_Objective_: Output all of the records exactly as written.

**** Records for the task

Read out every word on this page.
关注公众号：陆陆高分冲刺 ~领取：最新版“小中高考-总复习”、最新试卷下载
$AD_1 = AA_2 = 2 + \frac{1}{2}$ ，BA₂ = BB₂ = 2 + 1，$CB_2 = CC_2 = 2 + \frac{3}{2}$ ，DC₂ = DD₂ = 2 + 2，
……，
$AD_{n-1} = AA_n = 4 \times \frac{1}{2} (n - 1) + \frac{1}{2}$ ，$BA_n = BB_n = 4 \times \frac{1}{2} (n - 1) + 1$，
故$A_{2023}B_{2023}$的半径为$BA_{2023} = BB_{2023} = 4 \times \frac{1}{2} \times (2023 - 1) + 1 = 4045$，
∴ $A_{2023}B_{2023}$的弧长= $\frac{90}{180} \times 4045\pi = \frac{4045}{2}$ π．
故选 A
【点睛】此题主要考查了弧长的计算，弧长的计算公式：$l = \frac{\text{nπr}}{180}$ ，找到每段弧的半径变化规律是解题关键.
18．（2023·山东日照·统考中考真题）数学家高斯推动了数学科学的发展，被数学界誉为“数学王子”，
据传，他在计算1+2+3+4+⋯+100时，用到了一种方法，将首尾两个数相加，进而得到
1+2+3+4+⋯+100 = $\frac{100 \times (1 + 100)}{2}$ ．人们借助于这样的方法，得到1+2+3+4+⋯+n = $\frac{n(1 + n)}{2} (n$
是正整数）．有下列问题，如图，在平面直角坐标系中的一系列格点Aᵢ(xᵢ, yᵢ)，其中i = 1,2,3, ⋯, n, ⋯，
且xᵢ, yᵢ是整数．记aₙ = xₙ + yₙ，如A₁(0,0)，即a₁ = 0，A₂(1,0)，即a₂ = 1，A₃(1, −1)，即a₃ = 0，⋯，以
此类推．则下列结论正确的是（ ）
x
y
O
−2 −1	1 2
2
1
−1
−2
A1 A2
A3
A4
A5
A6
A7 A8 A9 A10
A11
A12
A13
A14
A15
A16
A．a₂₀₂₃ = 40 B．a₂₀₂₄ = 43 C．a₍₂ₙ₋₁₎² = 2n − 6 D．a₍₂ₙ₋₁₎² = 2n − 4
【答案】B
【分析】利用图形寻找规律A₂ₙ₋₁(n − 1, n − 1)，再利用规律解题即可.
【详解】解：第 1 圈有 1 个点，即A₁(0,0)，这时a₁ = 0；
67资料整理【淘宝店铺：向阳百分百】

********

_Output_:
Read out every word on this page.
关注公众号：陆陆高分冲刺 ~领取：最新版“小中高考-总复习”、最新试卷下载
$AD_1 = AA_2 = 2 + \frac{1}{2}$ ，BA₂ = BB₂ = 2 + 1，$CB_2 = CC_2 = 2 + \frac{3}{2}$ ，DC₂ = DD₂ = 2 + 2，
……，
$AD_{n-1} = AA_n = 4 \times \frac{1}{2} (n - 1) + \frac{1}{2}$ ，$BA_n = BB_n = 4 \times \frac{1}{2} (n - 1) + 1$，
故$A_{2023}B_{2023}$的半径为$BA_{2023} = BB_{2023} = 4 \times \frac{1}{2} \times (2023 - 1) + 1 = 4045$，
∴ $A_{2023}B_{2023}$的弧长= $\frac{90}{180} \times 4045\pi = \frac{4045}{2}$ π．
故选 A
【点睛】此题主要考查了弧长的计算，弧长的计算公式：$l = \frac{\text{nπr}}{180}$ ，找到每段弧的半径变化规律是解题关键.
18．（2023·山东日照·统考中考真题）数学家高斯推动了数学科学的发展，被数学界誉为“数学王子”，
据传，他在计算1+2+3+4+⋯+100时，用到了一种方法，将首尾两个数相加，进而得到
1+2+3+4+⋯+100 = $\frac{100 \times (1 + 100)}{2}$ ．人们借助于这样的方法，得到1+2+3+4+⋯+n = $\frac{n(1 + n)}{2} (n$
是正整数）．有下列问题，如图，在平面直角坐标系中的一系列格点Aᵢ(xᵢ, yᵢ)，其中i = 1,2,3, ⋯, n, ⋯，
且xᵢ, yᵢ是整数．记aₙ = xₙ + yₙ，如A₁(0,0)，即a₁ = 0，A₂(1,0)，即a₂ = 1，A₃(1, −1)，即a₃ = 0，⋯，以
此类推．则下列结论正确的是（ ）
x
y
O
−2 −1	1 2
2
1
−1
−2
A1 A2
A3
A4
A5
A6
A7 A8 A9 A10
A11
A12
A13
A14
A15
A16
A．a₂₀₂₃ = 40 B．a₂₀₂₄ = 43 C．a₍₂ₙ₋₁₎² = 2n − 6 D．a₍₂ₙ₋₁₎² = 2n − 4
【答案】B
【分析】利用图形寻找规律A₂ₙ₋₁(n − 1, n − 1)，再利用规律解题即可.
【详解】解：第 1 圈有 1 个点，即A₁(0,0)，这时a₁ = 0；
67资料整理【淘宝店铺：向阳百分百】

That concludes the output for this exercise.